[BEGIN MATERIAL SUPPLIED]

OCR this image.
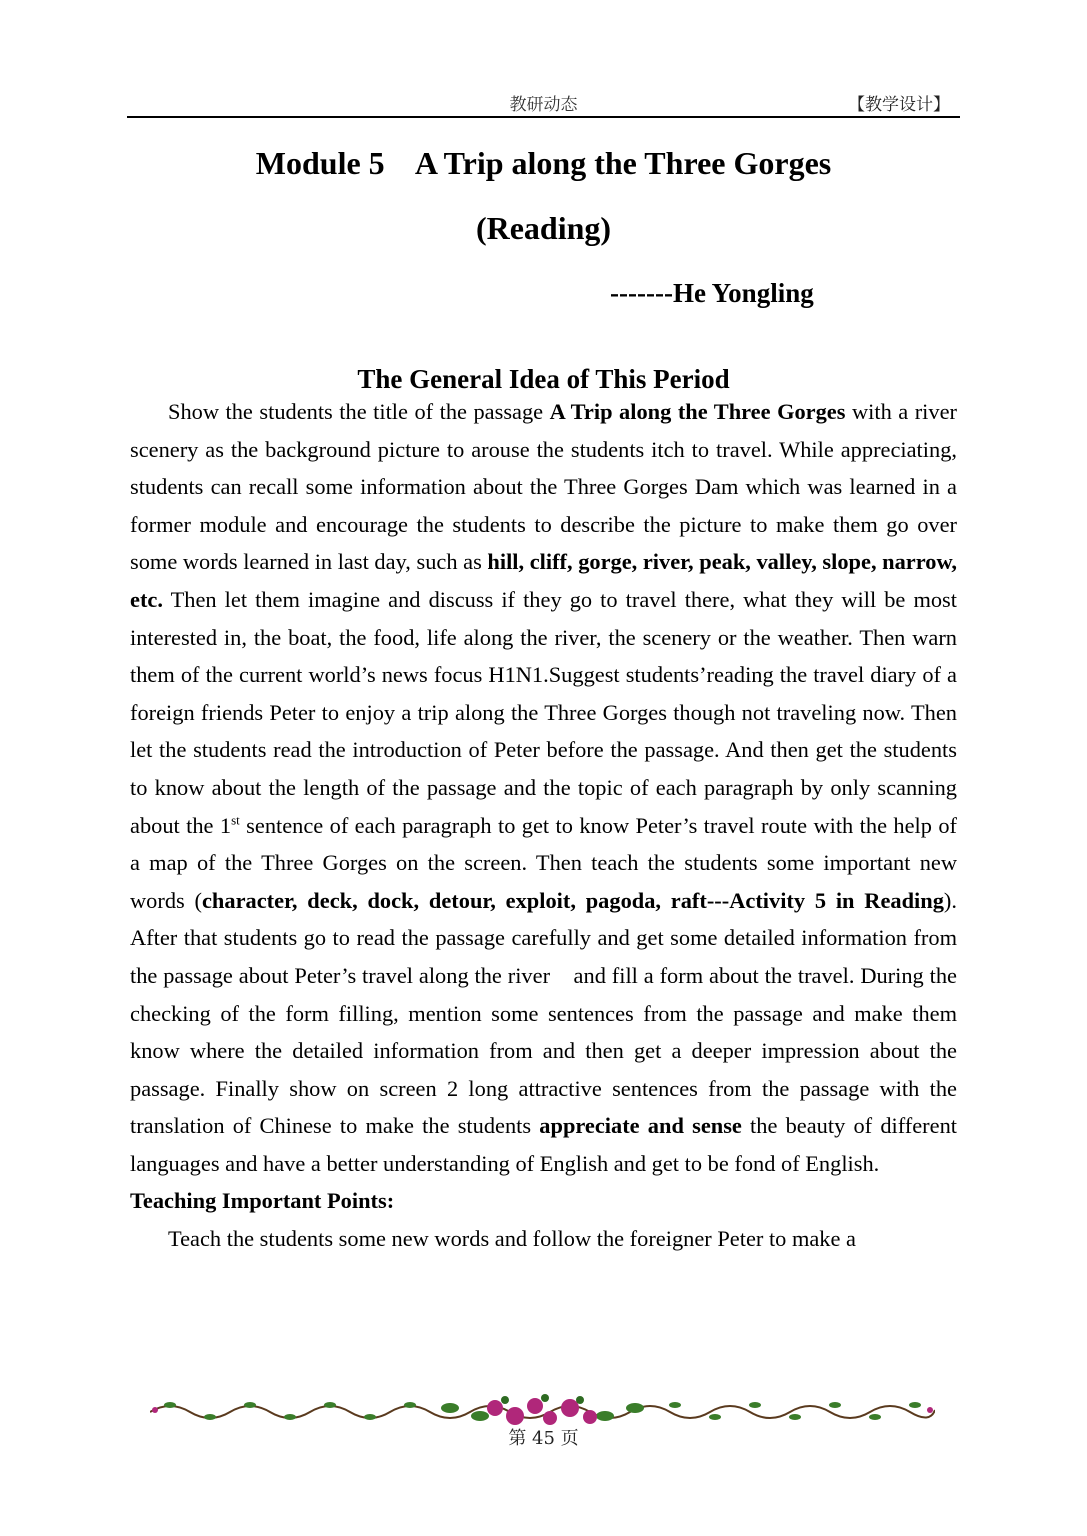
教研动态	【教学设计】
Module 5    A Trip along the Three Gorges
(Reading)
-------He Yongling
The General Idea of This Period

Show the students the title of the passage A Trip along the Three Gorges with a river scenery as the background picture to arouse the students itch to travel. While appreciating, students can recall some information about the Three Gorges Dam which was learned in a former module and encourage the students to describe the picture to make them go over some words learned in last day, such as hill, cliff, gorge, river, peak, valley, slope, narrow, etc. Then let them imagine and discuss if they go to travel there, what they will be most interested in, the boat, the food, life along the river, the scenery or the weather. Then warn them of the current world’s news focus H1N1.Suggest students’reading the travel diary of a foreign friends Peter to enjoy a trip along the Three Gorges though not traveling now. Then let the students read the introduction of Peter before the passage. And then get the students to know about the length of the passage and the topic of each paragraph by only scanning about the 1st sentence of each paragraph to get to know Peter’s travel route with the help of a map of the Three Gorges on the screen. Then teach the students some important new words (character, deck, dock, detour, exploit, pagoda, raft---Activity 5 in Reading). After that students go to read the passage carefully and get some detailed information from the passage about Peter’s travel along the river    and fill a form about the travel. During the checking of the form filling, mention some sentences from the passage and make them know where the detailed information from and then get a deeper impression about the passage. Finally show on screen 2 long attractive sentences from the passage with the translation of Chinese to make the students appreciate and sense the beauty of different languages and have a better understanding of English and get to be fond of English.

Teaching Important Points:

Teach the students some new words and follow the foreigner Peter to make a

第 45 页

[END MATERIAL SUPPLIED]

• [TASK REQUIREMENTS]: Write out each entry exactly as given, but skip the pictures.

• [SOLUTION TO THIS EXERCISE]:
OCR this image.
教研动态	【教学设计】
Module 5    A Trip along the Three Gorges
(Reading)
-------He Yongling
The General Idea of This Period

Show the students the title of the passage A Trip along the Three Gorges with a river scenery as the background picture to arouse the students itch to travel. While appreciating, students can recall some information about the Three Gorges Dam which was learned in a former module and encourage the students to describe the picture to make them go over some words learned in last day, such as hill, cliff, gorge, river, peak, valley, slope, narrow, etc. Then let them imagine and discuss if they go to travel there, what they will be most interested in, the boat, the food, life along the river, the scenery or the weather. Then warn them of the current world’s news focus H1N1.Suggest students’reading the travel diary of a foreign friends Peter to enjoy a trip along the Three Gorges though not traveling now. Then let the students read the introduction of Peter before the passage. And then get the students to know about the length of the passage and the topic of each paragraph by only scanning about the 1st sentence of each paragraph to get to know Peter’s travel route with the help of a map of the Three Gorges on the screen. Then teach the students some important new words (character, deck, dock, detour, exploit, pagoda, raft---Activity 5 in Reading). After that students go to read the passage carefully and get some detailed information from the passage about Peter’s travel along the river    and fill a form about the travel. During the checking of the form filling, mention some sentences from the passage and make them know where the detailed information from and then get a deeper impression about the passage. Finally show on screen 2 long attractive sentences from the passage with the translation of Chinese to make the students appreciate and sense the beauty of different languages and have a better understanding of English and get to be fond of English.

Teaching Important Points:

Teach the students some new words and follow the foreigner Peter to make a

第 45 页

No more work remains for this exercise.